What is being asked:
Can you transcribe the data exactly? Leave the pictures out.

[Figure content listings]
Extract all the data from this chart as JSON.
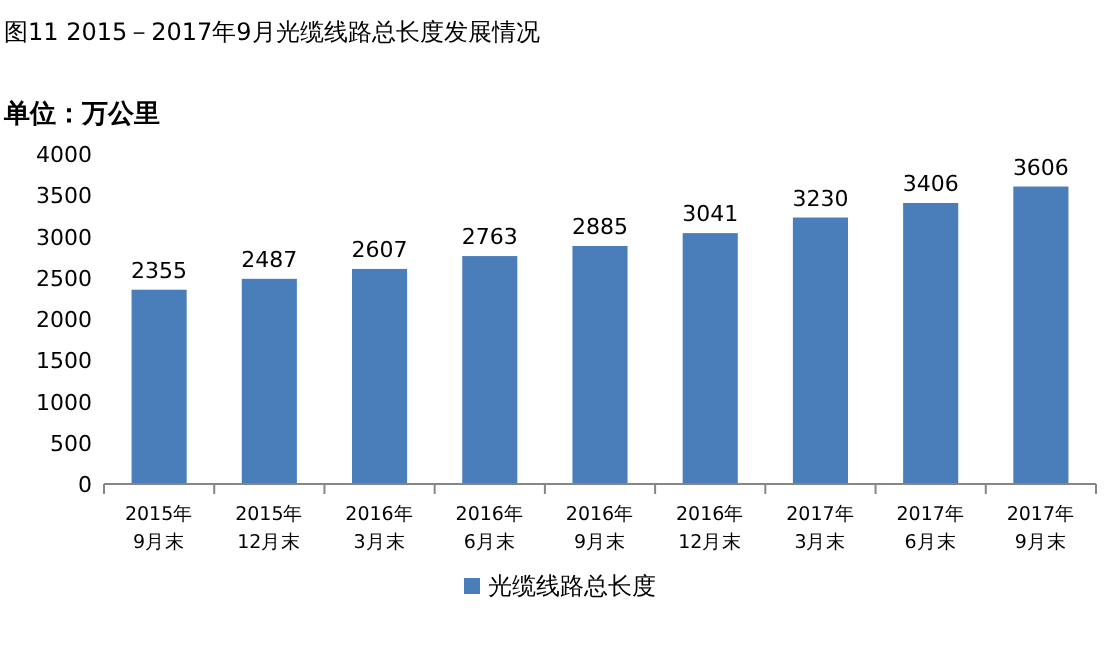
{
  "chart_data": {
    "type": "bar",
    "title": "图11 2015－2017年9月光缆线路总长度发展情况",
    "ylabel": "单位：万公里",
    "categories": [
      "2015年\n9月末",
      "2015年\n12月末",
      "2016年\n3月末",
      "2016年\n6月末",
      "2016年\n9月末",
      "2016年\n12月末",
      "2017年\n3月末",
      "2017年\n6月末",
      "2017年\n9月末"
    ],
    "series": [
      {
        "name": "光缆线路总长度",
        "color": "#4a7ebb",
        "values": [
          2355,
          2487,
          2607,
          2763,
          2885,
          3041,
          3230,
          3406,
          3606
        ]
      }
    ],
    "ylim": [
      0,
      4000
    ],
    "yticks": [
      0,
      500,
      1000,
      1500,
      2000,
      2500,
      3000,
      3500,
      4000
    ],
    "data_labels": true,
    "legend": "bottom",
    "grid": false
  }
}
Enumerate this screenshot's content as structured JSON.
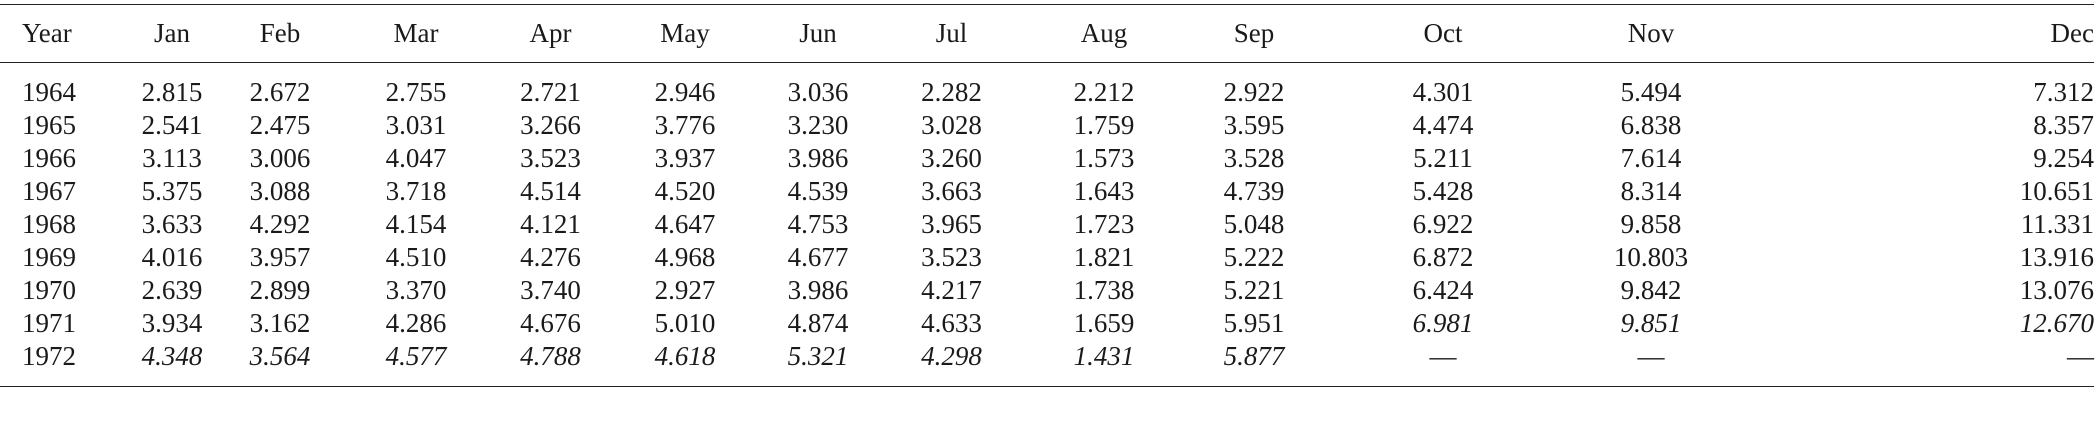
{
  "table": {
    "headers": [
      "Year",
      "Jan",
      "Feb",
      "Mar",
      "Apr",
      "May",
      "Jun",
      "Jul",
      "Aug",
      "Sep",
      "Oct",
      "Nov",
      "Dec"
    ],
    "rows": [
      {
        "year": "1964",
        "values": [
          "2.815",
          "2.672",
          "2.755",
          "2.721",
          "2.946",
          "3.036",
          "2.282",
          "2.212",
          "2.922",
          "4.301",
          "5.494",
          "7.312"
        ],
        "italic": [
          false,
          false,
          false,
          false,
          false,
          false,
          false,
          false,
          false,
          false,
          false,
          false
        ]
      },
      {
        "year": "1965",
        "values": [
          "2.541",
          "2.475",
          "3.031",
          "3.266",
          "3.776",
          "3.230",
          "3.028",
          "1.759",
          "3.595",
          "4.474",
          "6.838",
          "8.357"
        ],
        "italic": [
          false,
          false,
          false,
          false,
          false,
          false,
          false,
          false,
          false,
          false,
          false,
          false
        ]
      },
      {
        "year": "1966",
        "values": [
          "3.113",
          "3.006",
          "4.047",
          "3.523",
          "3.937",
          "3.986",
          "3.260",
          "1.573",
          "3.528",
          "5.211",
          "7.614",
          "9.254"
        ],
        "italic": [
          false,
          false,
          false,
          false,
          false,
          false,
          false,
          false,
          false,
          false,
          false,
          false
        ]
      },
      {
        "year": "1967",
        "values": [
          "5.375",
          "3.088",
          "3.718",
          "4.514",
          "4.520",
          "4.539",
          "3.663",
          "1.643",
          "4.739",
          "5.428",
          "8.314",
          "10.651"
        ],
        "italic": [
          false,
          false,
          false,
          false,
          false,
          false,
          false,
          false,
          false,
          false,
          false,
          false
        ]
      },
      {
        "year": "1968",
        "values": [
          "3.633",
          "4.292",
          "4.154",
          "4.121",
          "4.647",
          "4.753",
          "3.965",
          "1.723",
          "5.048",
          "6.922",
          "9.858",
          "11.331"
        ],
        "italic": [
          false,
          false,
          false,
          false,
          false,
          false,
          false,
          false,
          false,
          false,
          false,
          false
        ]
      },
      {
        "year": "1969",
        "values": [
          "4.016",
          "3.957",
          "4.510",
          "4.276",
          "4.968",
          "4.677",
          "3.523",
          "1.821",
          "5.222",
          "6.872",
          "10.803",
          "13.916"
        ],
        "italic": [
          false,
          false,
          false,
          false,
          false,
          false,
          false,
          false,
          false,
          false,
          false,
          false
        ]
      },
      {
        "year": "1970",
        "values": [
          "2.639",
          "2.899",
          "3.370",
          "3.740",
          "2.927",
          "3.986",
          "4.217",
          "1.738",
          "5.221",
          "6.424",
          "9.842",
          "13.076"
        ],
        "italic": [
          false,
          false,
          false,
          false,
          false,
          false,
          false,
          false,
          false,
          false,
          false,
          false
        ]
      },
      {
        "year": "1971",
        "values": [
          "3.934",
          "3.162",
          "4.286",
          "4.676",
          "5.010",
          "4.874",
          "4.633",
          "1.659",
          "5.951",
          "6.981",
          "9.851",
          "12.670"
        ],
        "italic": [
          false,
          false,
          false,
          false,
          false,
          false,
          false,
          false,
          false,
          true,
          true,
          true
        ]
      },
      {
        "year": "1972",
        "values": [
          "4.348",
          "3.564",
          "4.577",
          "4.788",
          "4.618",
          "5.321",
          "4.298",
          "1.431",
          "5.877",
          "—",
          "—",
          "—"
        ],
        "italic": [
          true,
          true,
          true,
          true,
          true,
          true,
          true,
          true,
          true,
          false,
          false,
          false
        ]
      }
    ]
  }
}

Solved exercise:
Extract all the data from this chart as JSON.
{
  "chart_data": {
    "type": "bar",
    "title": "图11 2015－2017年9月光缆线路总长度发展情况",
    "ylabel": "单位：万公里",
    "categories": [
      "2015年\n9月末",
      "2015年\n12月末",
      "2016年\n3月末",
      "2016年\n6月末",
      "2016年\n9月末",
      "2016年\n12月末",
      "2017年\n3月末",
      "2017年\n6月末",
      "2017年\n9月末"
    ],
    "series": [
      {
        "name": "光缆线路总长度",
        "color": "#4a7ebb",
        "values": [
          2355,
          2487,
          2607,
          2763,
          2885,
          3041,
          3230,
          3406,
          3606
        ]
      }
    ],
    "ylim": [
      0,
      4000
    ],
    "yticks": [
      0,
      500,
      1000,
      1500,
      2000,
      2500,
      3000,
      3500,
      4000
    ],
    "data_labels": true,
    "legend": "bottom",
    "grid": false
  }
}
Enumerate this screenshot's content as structured JSON.
{
  "table": {
    "headers": [
      "Year",
      "Jan",
      "Feb",
      "Mar",
      "Apr",
      "May",
      "Jun",
      "Jul",
      "Aug",
      "Sep",
      "Oct",
      "Nov",
      "Dec"
    ],
    "rows": [
      {
        "year": "1964",
        "values": [
          "2.815",
          "2.672",
          "2.755",
          "2.721",
          "2.946",
          "3.036",
          "2.282",
          "2.212",
          "2.922",
          "4.301",
          "5.494",
          "7.312"
        ],
        "italic": [
          false,
          false,
          false,
          false,
          false,
          false,
          false,
          false,
          false,
          false,
          false,
          false
        ]
      },
      {
        "year": "1965",
        "values": [
          "2.541",
          "2.475",
          "3.031",
          "3.266",
          "3.776",
          "3.230",
          "3.028",
          "1.759",
          "3.595",
          "4.474",
          "6.838",
          "8.357"
        ],
        "italic": [
          false,
          false,
          false,
          false,
          false,
          false,
          false,
          false,
          false,
          false,
          false,
          false
        ]
      },
      {
        "year": "1966",
        "values": [
          "3.113",
          "3.006",
          "4.047",
          "3.523",
          "3.937",
          "3.986",
          "3.260",
          "1.573",
          "3.528",
          "5.211",
          "7.614",
          "9.254"
        ],
        "italic": [
          false,
          false,
          false,
          false,
          false,
          false,
          false,
          false,
          false,
          false,
          false,
          false
        ]
      },
      {
        "year": "1967",
        "values": [
          "5.375",
          "3.088",
          "3.718",
          "4.514",
          "4.520",
          "4.539",
          "3.663",
          "1.643",
          "4.739",
          "5.428",
          "8.314",
          "10.651"
        ],
        "italic": [
          false,
          false,
          false,
          false,
          false,
          false,
          false,
          false,
          false,
          false,
          false,
          false
        ]
      },
      {
        "year": "1968",
        "values": [
          "3.633",
          "4.292",
          "4.154",
          "4.121",
          "4.647",
          "4.753",
          "3.965",
          "1.723",
          "5.048",
          "6.922",
          "9.858",
          "11.331"
        ],
        "italic": [
          false,
          false,
          false,
          false,
          false,
          false,
          false,
          false,
          false,
          false,
          false,
          false
        ]
      },
      {
        "year": "1969",
        "values": [
          "4.016",
          "3.957",
          "4.510",
          "4.276",
          "4.968",
          "4.677",
          "3.523",
          "1.821",
          "5.222",
          "6.872",
          "10.803",
          "13.916"
        ],
        "italic": [
          false,
          false,
          false,
          false,
          false,
          false,
          false,
          false,
          false,
          false,
          false,
          false
        ]
      },
      {
        "year": "1970",
        "values": [
          "2.639",
          "2.899",
          "3.370",
          "3.740",
          "2.927",
          "3.986",
          "4.217",
          "1.738",
          "5.221",
          "6.424",
          "9.842",
          "13.076"
        ],
        "italic": [
          false,
          false,
          false,
          false,
          false,
          false,
          false,
          false,
          false,
          false,
          false,
          false
        ]
      },
      {
        "year": "1971",
        "values": [
          "3.934",
          "3.162",
          "4.286",
          "4.676",
          "5.010",
          "4.874",
          "4.633",
          "1.659",
          "5.951",
          "6.981",
          "9.851",
          "12.670"
        ],
        "italic": [
          false,
          false,
          false,
          false,
          false,
          false,
          false,
          false,
          false,
          true,
          true,
          true
        ]
      },
      {
        "year": "1972",
        "values": [
          "4.348",
          "3.564",
          "4.577",
          "4.788",
          "4.618",
          "5.321",
          "4.298",
          "1.431",
          "5.877",
          "—",
          "—",
          "—"
        ],
        "italic": [
          true,
          true,
          true,
          true,
          true,
          true,
          true,
          true,
          true,
          false,
          false,
          false
        ]
      }
    ]
  }
}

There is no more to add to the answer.